Records contained in a dataset:
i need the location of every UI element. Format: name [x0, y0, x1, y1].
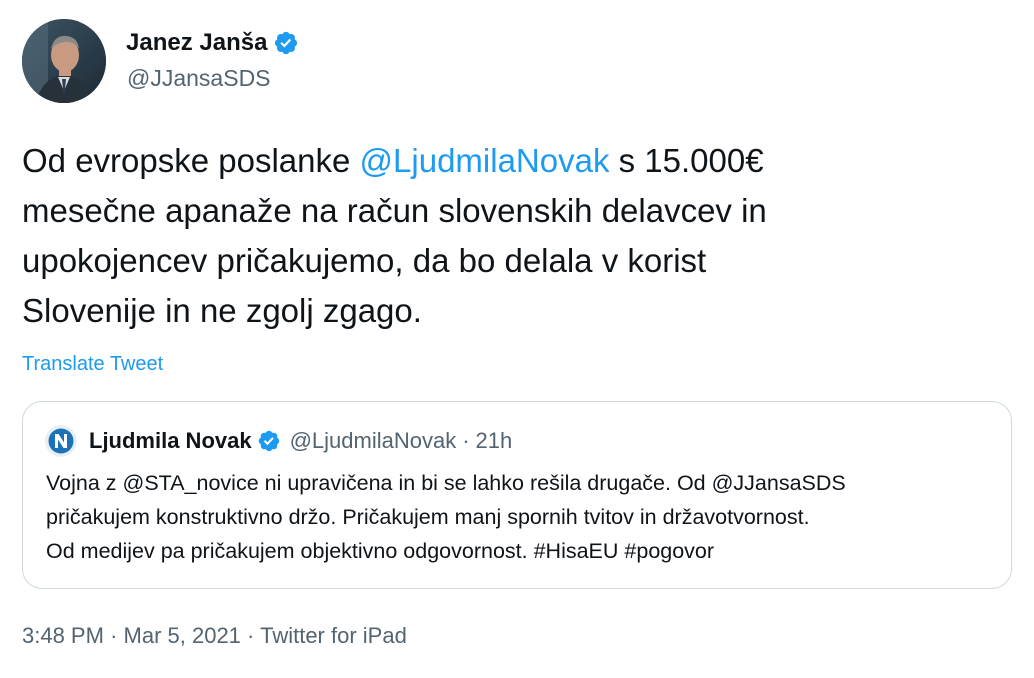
separator-dot: · — [247, 623, 255, 648]
tweet-text-line: Od evropske poslanke @LjudmilaNovak s 15… — [22, 136, 1012, 186]
author-avatar[interactable] — [22, 19, 106, 103]
separator-dot: · — [110, 623, 118, 648]
translate-tweet-link[interactable]: Translate Tweet — [22, 351, 163, 377]
tweet-text-segment: Od evropske poslanke — [22, 142, 360, 179]
author-name[interactable]: Janez Janša — [126, 28, 267, 58]
tweet-source[interactable]: Twitter for iPad — [260, 623, 407, 648]
tweet-text-segment: s 15.000€ — [609, 142, 764, 179]
author-name-row[interactable]: Janez Janša — [126, 28, 299, 58]
quoted-text-line: Od medijev pa pričakujem objektivno odgo… — [46, 539, 715, 563]
tweet-date[interactable]: Mar 5, 2021 — [124, 623, 241, 648]
mention-link[interactable]: @LjudmilaNovak — [360, 142, 610, 179]
tweet-text-line: Slovenije in ne zgolj zgago. — [22, 292, 422, 329]
quoted-text-line: Vojna z @STA_novice ni upravičena in bi … — [46, 471, 846, 495]
quoted-author-name[interactable]: Ljudmila Novak — [89, 428, 252, 454]
nsi-logo-avatar[interactable] — [45, 425, 77, 457]
separator-dot: · — [462, 428, 470, 453]
quoted-timestamp[interactable]: 21h — [476, 428, 513, 454]
quoted-tweet-text: Vojna z @STA_novice ni upravičena in bi … — [46, 466, 996, 568]
quoted-tweet-card[interactable]: Ljudmila Novak @LjudmilaNovak · 21h Vojn… — [22, 401, 1012, 589]
author-handle[interactable]: @JJansaSDS — [127, 64, 271, 92]
avatar-photo — [22, 19, 106, 103]
tweet-text-line: upokojencev pričakujemo, da bo delala v … — [22, 242, 707, 279]
tweet-time[interactable]: 3:48 PM — [22, 623, 104, 648]
verified-badge-icon — [275, 31, 298, 55]
quoted-text-line: pričakujem konstruktivno držo. Pričakuje… — [46, 505, 810, 529]
tweet-text-line: mesečne apanaže na račun slovenskih dela… — [22, 192, 767, 229]
quoted-author-handle[interactable]: @LjudmilaNovak — [290, 428, 457, 454]
verified-badge-icon — [258, 430, 279, 452]
quoted-tweet-header: Ljudmila Novak @LjudmilaNovak · 21h — [45, 424, 512, 458]
tweet-meta: 3:48 PM · Mar 5, 2021 · Twitter for iPad — [22, 622, 407, 650]
tweet-text: Od evropske poslanke @LjudmilaNovak s 15… — [22, 136, 1012, 336]
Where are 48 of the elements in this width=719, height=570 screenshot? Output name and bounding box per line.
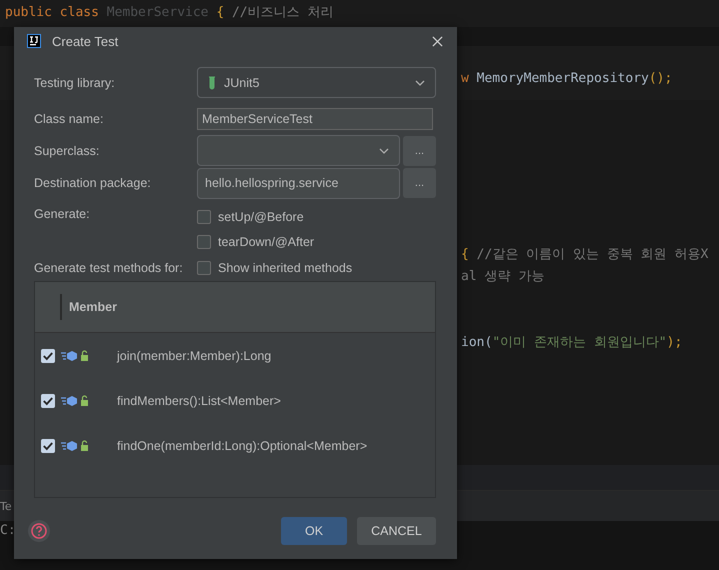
code-text: ); [666, 335, 682, 350]
flask-icon [208, 76, 216, 90]
checkbox-label: Show inherited methods [218, 261, 352, 275]
method-icon [61, 350, 91, 362]
method-signature: join(member:Member):Long [117, 348, 272, 362]
console-text: C: [0, 523, 16, 538]
cancel-button[interactable]: CANCEL [357, 517, 436, 545]
field-label: Testing library: [34, 76, 116, 90]
code-text: w [461, 71, 470, 86]
code-text: { [461, 247, 470, 262]
method-signature: findMembers():List<Member> [117, 394, 281, 408]
code-text: al 생략 가능 [461, 269, 544, 284]
chevron-down-icon [379, 148, 389, 154]
code-text: //비즈니스 처리 [232, 5, 334, 20]
ok-button[interactable]: OK [281, 517, 347, 545]
code-text: public class [5, 5, 100, 20]
checkbox[interactable] [197, 261, 211, 275]
column-header: Member [69, 300, 117, 314]
checkbox-label: tearDown/@After [218, 235, 314, 249]
code-text: //같은 이름이 있는 중복 회원 허용X [476, 247, 708, 262]
chevron-down-icon [415, 80, 425, 86]
panel-tab-text: Te [0, 500, 12, 512]
field-label: Generate: [34, 207, 91, 221]
field-label: Destination package: [34, 176, 152, 190]
library-dropdown[interactable]: JUnit5 [197, 67, 436, 98]
close-icon[interactable] [432, 36, 443, 46]
checkbox-label: setUp/@Before [218, 210, 304, 224]
field-label: Class name: [34, 112, 104, 126]
checkbox[interactable] [197, 235, 211, 249]
browse-button[interactable]: ... [403, 168, 436, 198]
browse-button[interactable]: ... [403, 136, 436, 166]
help-icon[interactable] [28, 520, 50, 542]
code-text: MemoryMemberRepository [476, 71, 649, 86]
code-text: "이미 존재하는 회원입니다" [492, 335, 667, 350]
method-icon [61, 440, 91, 452]
method-signature: findOne(memberId:Long):Optional<Member> [117, 438, 368, 452]
dialog-title: Create Test [52, 34, 120, 48]
code-text: { [216, 5, 226, 20]
superclass-dropdown[interactable] [197, 135, 400, 166]
field-label: Superclass: [34, 144, 100, 158]
class-name-field[interactable]: MemberServiceTest [197, 108, 433, 130]
app-logo-icon [27, 34, 41, 48]
code-text: (); [648, 71, 672, 86]
code-text: ion( [461, 335, 492, 350]
field-label: Generate test methods for: [34, 261, 184, 275]
checkbox[interactable] [197, 210, 211, 224]
package-field[interactable]: hello.hellospring.service [197, 168, 400, 198]
method-icon [61, 394, 91, 406]
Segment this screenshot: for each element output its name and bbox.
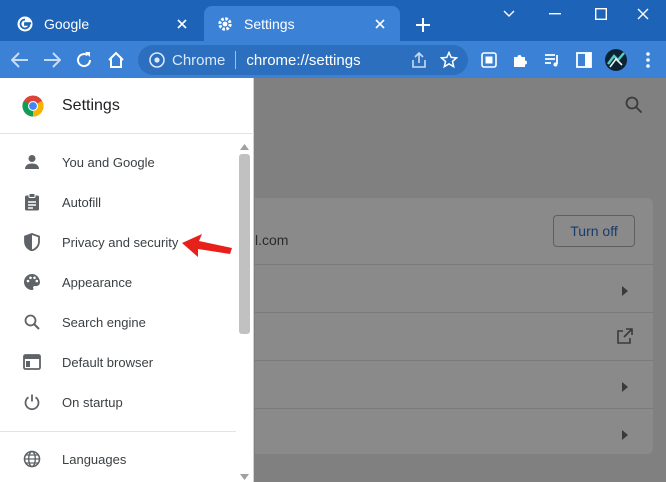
card-row[interactable]	[255, 264, 653, 312]
more-menu-icon[interactable]	[636, 48, 660, 72]
tab-search-chevron-icon[interactable]	[486, 4, 532, 24]
palette-icon	[22, 272, 42, 292]
address-bar[interactable]: Chrome chrome://settings	[138, 45, 468, 75]
tab-strip: Google Settings	[0, 0, 666, 41]
reload-button[interactable]	[72, 48, 96, 72]
new-tab-button[interactable]	[412, 14, 434, 36]
search-icon[interactable]	[625, 96, 643, 119]
omnibox-separator	[235, 51, 237, 69]
chrome-logo-icon	[22, 95, 44, 122]
home-button[interactable]	[104, 48, 128, 72]
tab-label: Google	[44, 15, 90, 32]
omnibox-site-label: Chrome	[172, 51, 226, 69]
sidebar-item-label: Privacy and security	[62, 234, 179, 250]
maximize-button[interactable]	[578, 4, 624, 24]
sidebar-item-label: Languages	[62, 451, 127, 467]
avatar[interactable]	[604, 48, 628, 72]
chevron-right-icon	[621, 283, 629, 301]
sidebar-item-default-browser[interactable]: Default browser	[0, 342, 236, 382]
sidebar-item-label: On startup	[62, 394, 123, 410]
gear-icon	[216, 15, 234, 33]
close-icon[interactable]	[174, 16, 190, 32]
google-icon	[16, 15, 34, 33]
drawer-scrollbar[interactable]	[236, 144, 253, 482]
chevron-right-icon	[621, 427, 629, 445]
puzzle-icon[interactable]	[508, 48, 532, 72]
browser-window-icon	[22, 352, 42, 372]
scroll-up-arrow-icon[interactable]	[240, 144, 249, 150]
forward-button[interactable]	[40, 48, 64, 72]
chevron-right-icon	[621, 379, 629, 397]
clipboard-icon	[22, 192, 42, 212]
media-playlist-icon[interactable]	[540, 48, 564, 72]
power-icon	[22, 392, 42, 412]
bookmark-star-icon[interactable]	[439, 50, 459, 73]
card-row[interactable]	[255, 360, 653, 408]
scroll-down-arrow-icon[interactable]	[240, 474, 249, 480]
tab-google[interactable]: Google	[4, 6, 202, 41]
window-close-button[interactable]	[620, 4, 666, 24]
sidebar-item-label: Search engine	[62, 314, 146, 330]
share-icon[interactable]	[410, 51, 428, 73]
sidebar-item-autofill[interactable]: Autofill	[0, 182, 236, 222]
tab-settings[interactable]: Settings	[204, 6, 400, 41]
globe-icon	[22, 449, 42, 469]
turn-off-button[interactable]: Turn off	[553, 215, 635, 247]
toolbar: Chrome chrome://settings	[0, 41, 666, 78]
card-row[interactable]	[255, 408, 653, 456]
sidebar-item-label: Appearance	[62, 274, 133, 290]
sidebar-item-label: You and Google	[62, 154, 155, 170]
side-panel-icon[interactable]	[572, 48, 596, 72]
open-in-new-icon	[617, 328, 633, 349]
sidebar-item-search-engine[interactable]: Search engine	[0, 302, 236, 342]
sync-card: l.com Turn off	[255, 198, 653, 454]
sidebar-item-label: Default browser	[62, 354, 154, 370]
chrome-icon	[148, 51, 166, 69]
red-arrow-annotation-icon	[182, 234, 232, 257]
drawer-header: Settings	[0, 78, 254, 134]
card-row[interactable]	[255, 312, 653, 360]
scrollbar-thumb[interactable]	[239, 154, 250, 334]
sidebar-item-on-startup[interactable]: On startup	[0, 382, 236, 422]
omnibox-url: chrome://settings	[246, 51, 361, 69]
tab-label: Settings	[244, 15, 295, 32]
person-icon	[22, 152, 42, 172]
settings-nav-drawer: Settings You and Google Autofill Privacy…	[0, 78, 254, 482]
search-icon	[22, 312, 42, 332]
back-button[interactable]	[8, 48, 32, 72]
sidebar-item-you-and-google[interactable]: You and Google	[0, 142, 236, 182]
drawer-divider	[0, 431, 236, 432]
sidebar-item-languages[interactable]: Languages	[0, 439, 236, 479]
minimize-button[interactable]	[532, 4, 578, 24]
sidebar-item-label: Autofill	[62, 194, 102, 210]
shield-icon	[22, 232, 42, 252]
drawer-title: Settings	[62, 97, 120, 114]
extension-icon[interactable]	[477, 48, 501, 72]
account-email: l.com	[255, 232, 289, 248]
settings-page-background: l.com Turn off	[255, 78, 666, 482]
sidebar-item-appearance[interactable]: Appearance	[0, 262, 236, 302]
close-icon[interactable]	[372, 16, 388, 32]
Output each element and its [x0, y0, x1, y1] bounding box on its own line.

**Work required**
Repeat everything from the line containing "code-text: ); [666, 335, 682, 350]" down to the line containing "console-text: C: [0, 523, 16, 538]", including both of those lines.

**Complete output**
code-text: ); [666, 335, 682, 350]
flask-icon [208, 76, 216, 90]
checkbox-label: Show inherited methods [218, 261, 352, 275]
method-icon [61, 350, 91, 362]
method-signature: join(member:Member):Long [117, 348, 272, 362]
console-text: C: [0, 523, 16, 538]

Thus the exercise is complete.